Required task
Wherever the string "name" appears in a line, extract that line.

Provided data
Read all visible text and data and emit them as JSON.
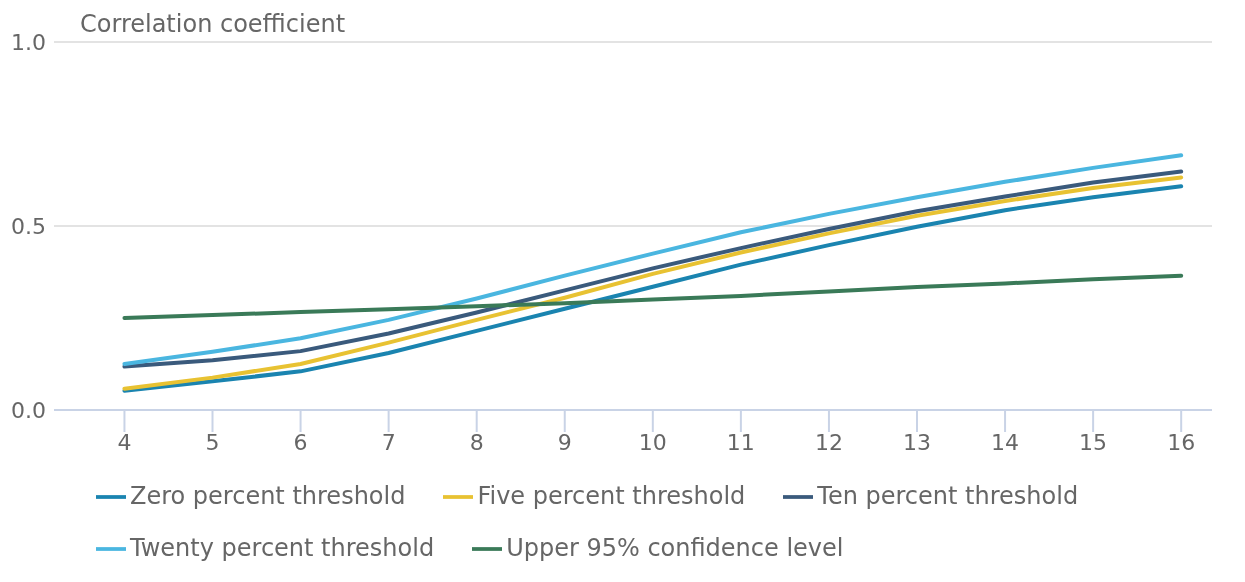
{
  "chart_data": {
    "type": "line",
    "ylabel": "Correlation coefficient",
    "x": [
      4,
      5,
      6,
      7,
      8,
      9,
      10,
      11,
      12,
      13,
      14,
      15,
      16
    ],
    "xlim": [
      3.2,
      16.35
    ],
    "xticks": [
      4,
      5,
      6,
      7,
      8,
      9,
      10,
      11,
      12,
      13,
      14,
      15,
      16
    ],
    "ylim": [
      0,
      1
    ],
    "yticks": [
      {
        "value": 0,
        "label": "0.0"
      },
      {
        "value": 0.5,
        "label": "0.5"
      },
      {
        "value": 1,
        "label": "1.0"
      }
    ],
    "grid": "y",
    "legend": "bottom",
    "marker": "none",
    "line_style": "solid",
    "series": [
      {
        "name": "Zero percent threshold",
        "color": "#1a84b0",
        "values": [
          0.052,
          0.078,
          0.105,
          0.155,
          0.215,
          0.275,
          0.335,
          0.395,
          0.448,
          0.498,
          0.543,
          0.578,
          0.608
        ]
      },
      {
        "name": "Five percent threshold",
        "color": "#e8c232",
        "values": [
          0.058,
          0.088,
          0.125,
          0.183,
          0.245,
          0.305,
          0.37,
          0.428,
          0.48,
          0.528,
          0.568,
          0.603,
          0.632
        ]
      },
      {
        "name": "Ten percent threshold",
        "color": "#3a5a7c",
        "values": [
          0.118,
          0.135,
          0.16,
          0.208,
          0.265,
          0.325,
          0.385,
          0.44,
          0.492,
          0.54,
          0.58,
          0.618,
          0.648
        ]
      },
      {
        "name": "Twenty percent threshold",
        "color": "#4ab6e0",
        "values": [
          0.125,
          0.158,
          0.195,
          0.245,
          0.303,
          0.365,
          0.425,
          0.483,
          0.533,
          0.578,
          0.62,
          0.658,
          0.692
        ]
      },
      {
        "name": "Upper 95% confidence level",
        "color": "#3a7a58",
        "values": [
          0.25,
          0.258,
          0.266,
          0.274,
          0.282,
          0.29,
          0.3,
          0.31,
          0.322,
          0.334,
          0.344,
          0.355,
          0.365
        ]
      }
    ]
  }
}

Output of the exercise
        "name": "Zero percent threshold",
        "name": "Five percent threshold",
        "name": "Ten percent threshold",
        "name": "Twenty percent threshold",
        "name": "Upper 95% confidence level",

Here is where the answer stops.